## GOAL
Copy every line of the listing that holds the string "grave".

Recorded data

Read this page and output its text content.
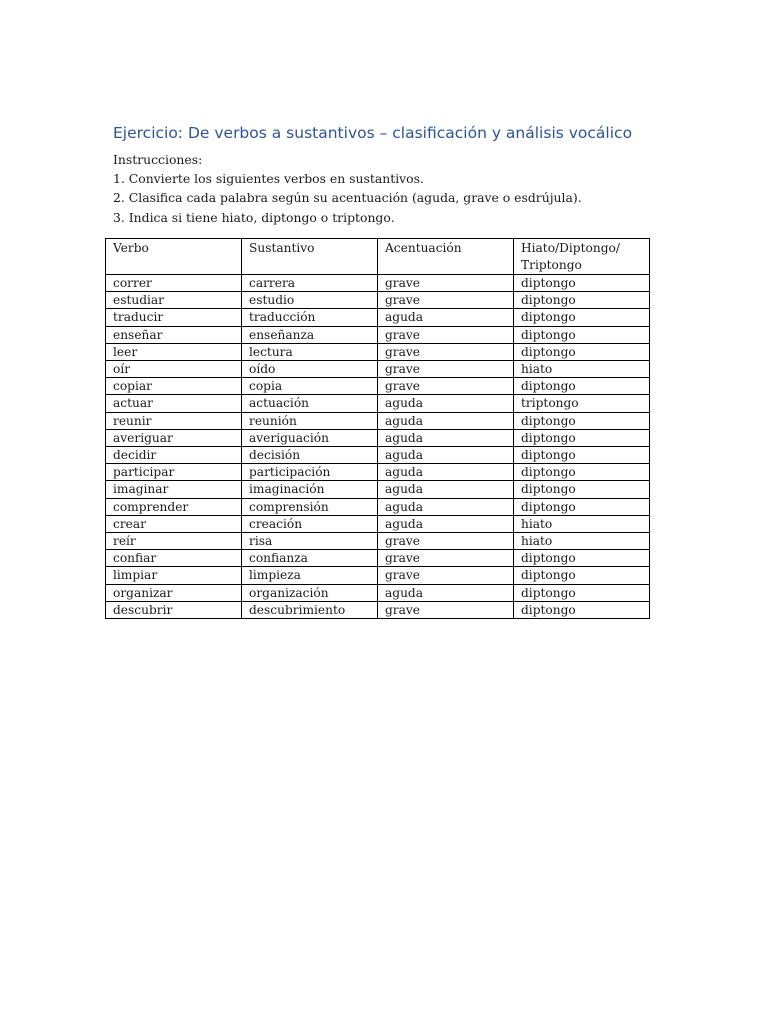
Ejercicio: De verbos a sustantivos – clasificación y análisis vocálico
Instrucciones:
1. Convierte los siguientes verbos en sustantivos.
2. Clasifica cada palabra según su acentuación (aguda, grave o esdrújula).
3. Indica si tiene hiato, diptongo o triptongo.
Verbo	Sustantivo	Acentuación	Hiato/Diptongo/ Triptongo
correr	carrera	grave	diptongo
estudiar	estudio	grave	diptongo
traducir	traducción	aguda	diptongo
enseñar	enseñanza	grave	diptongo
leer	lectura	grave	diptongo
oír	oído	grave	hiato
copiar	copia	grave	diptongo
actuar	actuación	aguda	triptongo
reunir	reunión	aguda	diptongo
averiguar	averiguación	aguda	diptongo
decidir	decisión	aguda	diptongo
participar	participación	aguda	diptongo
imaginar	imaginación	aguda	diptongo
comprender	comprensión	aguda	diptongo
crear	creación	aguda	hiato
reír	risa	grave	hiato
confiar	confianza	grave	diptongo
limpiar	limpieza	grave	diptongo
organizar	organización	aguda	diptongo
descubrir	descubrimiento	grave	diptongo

## EXERCISE RESULT
2. Clasifica cada palabra según su acentuación (aguda, grave o esdrújula).
correr	carrera	grave	diptongo
estudiar	estudio	grave	diptongo
enseñar	enseñanza	grave	diptongo
leer	lectura	grave	diptongo
oír	oído	grave	hiato
copiar	copia	grave	diptongo
reír	risa	grave	hiato
confiar	confianza	grave	diptongo
limpiar	limpieza	grave	diptongo
descubrir	descubrimiento	grave	diptongo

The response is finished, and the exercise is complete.